PROBLEM REQUIREMENTS: Show all lines from the data that include the word "viene".

EXERCISE DATA:
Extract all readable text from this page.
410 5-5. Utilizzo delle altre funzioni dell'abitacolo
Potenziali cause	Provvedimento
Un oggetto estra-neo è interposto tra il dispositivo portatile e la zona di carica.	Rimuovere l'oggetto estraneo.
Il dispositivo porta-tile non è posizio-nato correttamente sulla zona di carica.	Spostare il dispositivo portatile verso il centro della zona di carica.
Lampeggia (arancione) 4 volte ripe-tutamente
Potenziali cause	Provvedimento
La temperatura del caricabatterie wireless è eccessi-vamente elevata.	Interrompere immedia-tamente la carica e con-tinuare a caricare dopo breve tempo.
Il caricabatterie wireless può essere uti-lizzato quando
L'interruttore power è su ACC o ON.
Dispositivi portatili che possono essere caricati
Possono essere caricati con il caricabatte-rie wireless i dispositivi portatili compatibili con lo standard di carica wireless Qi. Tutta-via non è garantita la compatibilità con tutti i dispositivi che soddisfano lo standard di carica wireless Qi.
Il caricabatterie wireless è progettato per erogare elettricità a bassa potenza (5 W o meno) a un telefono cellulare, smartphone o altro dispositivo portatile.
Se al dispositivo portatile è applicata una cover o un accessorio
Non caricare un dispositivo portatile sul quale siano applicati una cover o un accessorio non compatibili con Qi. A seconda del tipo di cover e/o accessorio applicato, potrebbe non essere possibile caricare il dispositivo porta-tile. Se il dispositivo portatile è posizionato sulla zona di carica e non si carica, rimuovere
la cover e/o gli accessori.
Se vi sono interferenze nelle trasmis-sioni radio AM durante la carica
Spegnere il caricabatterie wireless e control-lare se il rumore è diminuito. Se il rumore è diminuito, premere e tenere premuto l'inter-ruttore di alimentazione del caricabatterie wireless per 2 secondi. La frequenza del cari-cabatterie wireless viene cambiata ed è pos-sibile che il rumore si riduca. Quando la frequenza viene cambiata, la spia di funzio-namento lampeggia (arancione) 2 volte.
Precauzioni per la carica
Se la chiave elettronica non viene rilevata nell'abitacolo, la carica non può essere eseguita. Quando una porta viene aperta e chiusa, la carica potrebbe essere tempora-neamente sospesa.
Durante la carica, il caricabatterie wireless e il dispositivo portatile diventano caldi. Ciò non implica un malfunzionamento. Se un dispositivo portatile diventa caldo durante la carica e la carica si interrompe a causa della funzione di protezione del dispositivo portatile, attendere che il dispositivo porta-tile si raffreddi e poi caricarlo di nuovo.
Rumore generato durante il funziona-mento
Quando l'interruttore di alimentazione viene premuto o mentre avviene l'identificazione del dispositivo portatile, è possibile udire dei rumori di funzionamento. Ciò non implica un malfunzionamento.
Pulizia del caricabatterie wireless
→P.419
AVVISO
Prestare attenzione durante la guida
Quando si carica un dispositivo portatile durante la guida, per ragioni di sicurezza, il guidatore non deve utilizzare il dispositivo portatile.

RESULT OF THIS EXERCISE:
Spegnere il caricabatterie wireless e control-lare se il rumore è diminuito. Se il rumore è diminuito, premere e tenere premuto l'inter-ruttore di alimentazione del caricabatterie wireless per 2 secondi. La frequenza del cari-cabatterie wireless viene cambiata ed è pos-sibile che il rumore si riduca. Quando la frequenza viene cambiata, la spia di funzio-namento lampeggia (arancione) 2 volte.
Se la chiave elettronica non viene rilevata nell'abitacolo, la carica non può essere eseguita. Quando una porta viene aperta e chiusa, la carica potrebbe essere tempora-neamente sospesa.
Quando l'interruttore di alimentazione viene premuto o mentre avviene l'identificazione del dispositivo portatile, è possibile udire dei rumori di funzionamento. Ciò non implica un malfunzionamento.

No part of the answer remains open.